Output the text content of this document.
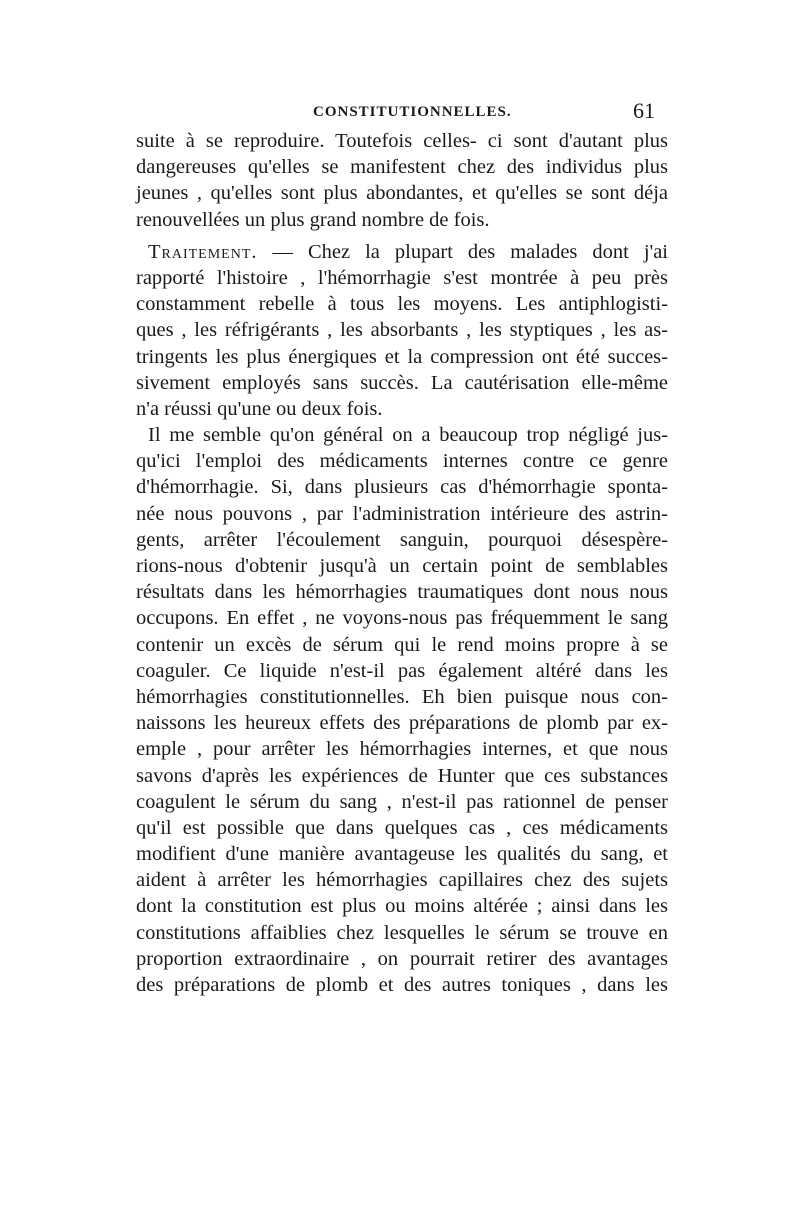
CONSTITUTIONNELLES.	61
suite à se reproduire. Toutefois celles- ci sont d'autant plus
dangereuses qu'elles se manifestent chez des individus plus
jeunes , qu'elles sont plus abondantes, et qu'elles se sont déja
renouvellées un plus grand nombre de fois.
Traitement. — Chez la plupart des malades dont j'ai
rapporté l'histoire , l'hémorrhagie s'est montrée à peu près
constamment rebelle à tous les moyens. Les antiphlogisti-
ques , les réfrigérants , les absorbants , les styptiques , les as-
tringents les plus énergiques et la compression ont été succes-
sivement employés sans succès. La cautérisation elle-même
n'a réussi qu'une ou deux fois.
Il me semble qu'on général on a beaucoup trop négligé jus-
qu'ici l'emploi des médicaments internes contre ce genre
d'hémorrhagie. Si, dans plusieurs cas d'hémorrhagie sponta-
née nous pouvons , par l'administration intérieure des astrin-
gents, arrêter l'écoulement sanguin, pourquoi désespère-
rions-nous d'obtenir jusqu'à un certain point de semblables
résultats dans les hémorrhagies traumatiques dont nous nous
occupons. En effet , ne voyons-nous pas fréquemment le sang
contenir un excès de sérum qui le rend moins propre à se
coaguler. Ce liquide n'est-il pas également altéré dans les
hémorrhagies constitutionnelles. Eh bien puisque nous con-
naissons les heureux effets des préparations de plomb par ex-
emple , pour arrêter les hémorrhagies internes, et que nous
savons d'après les expériences de Hunter que ces substances
coagulent le sérum du sang , n'est-il pas rationnel de penser
qu'il est possible que dans quelques cas , ces médicaments
modifient d'une manière avantageuse les qualités du sang, et
aident à arrêter les hémorrhagies capillaires chez des sujets
dont la constitution est plus ou moins altérée ; ainsi dans les
constitutions affaiblies chez lesquelles le sérum se trouve en
proportion extraordinaire , on pourrait retirer des avantages
des préparations de plomb et des autres toniques , dans les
────────────────
• [WHAT YOU HAVE TO DO] Repeat the listing above exactly, with no pictures.

• [FINISHED EXERCISE]
Output the text content of this document.
CONSTITUTIONNELLES.	61
suite à se reproduire. Toutefois celles- ci sont d'autant plus
dangereuses qu'elles se manifestent chez des individus plus
jeunes , qu'elles sont plus abondantes, et qu'elles se sont déja
renouvellées un plus grand nombre de fois.
Traitement. — Chez la plupart des malades dont j'ai
rapporté l'histoire , l'hémorrhagie s'est montrée à peu près
constamment rebelle à tous les moyens. Les antiphlogisti-
ques , les réfrigérants , les absorbants , les styptiques , les as-
tringents les plus énergiques et la compression ont été succes-
sivement employés sans succès. La cautérisation elle-même
n'a réussi qu'une ou deux fois.
Il me semble qu'on général on a beaucoup trop négligé jus-
qu'ici l'emploi des médicaments internes contre ce genre
d'hémorrhagie. Si, dans plusieurs cas d'hémorrhagie sponta-
née nous pouvons , par l'administration intérieure des astrin-
gents, arrêter l'écoulement sanguin, pourquoi désespère-
rions-nous d'obtenir jusqu'à un certain point de semblables
résultats dans les hémorrhagies traumatiques dont nous nous
occupons. En effet , ne voyons-nous pas fréquemment le sang
contenir un excès de sérum qui le rend moins propre à se
coaguler. Ce liquide n'est-il pas également altéré dans les
hémorrhagies constitutionnelles. Eh bien puisque nous con-
naissons les heureux effets des préparations de plomb par ex-
emple , pour arrêter les hémorrhagies internes, et que nous
savons d'après les expériences de Hunter que ces substances
coagulent le sérum du sang , n'est-il pas rationnel de penser
qu'il est possible que dans quelques cas , ces médicaments
modifient d'une manière avantageuse les qualités du sang, et
aident à arrêter les hémorrhagies capillaires chez des sujets
dont la constitution est plus ou moins altérée ; ainsi dans les
constitutions affaiblies chez lesquelles le sérum se trouve en
proportion extraordinaire , on pourrait retirer des avantages
des préparations de plomb et des autres toniques , dans les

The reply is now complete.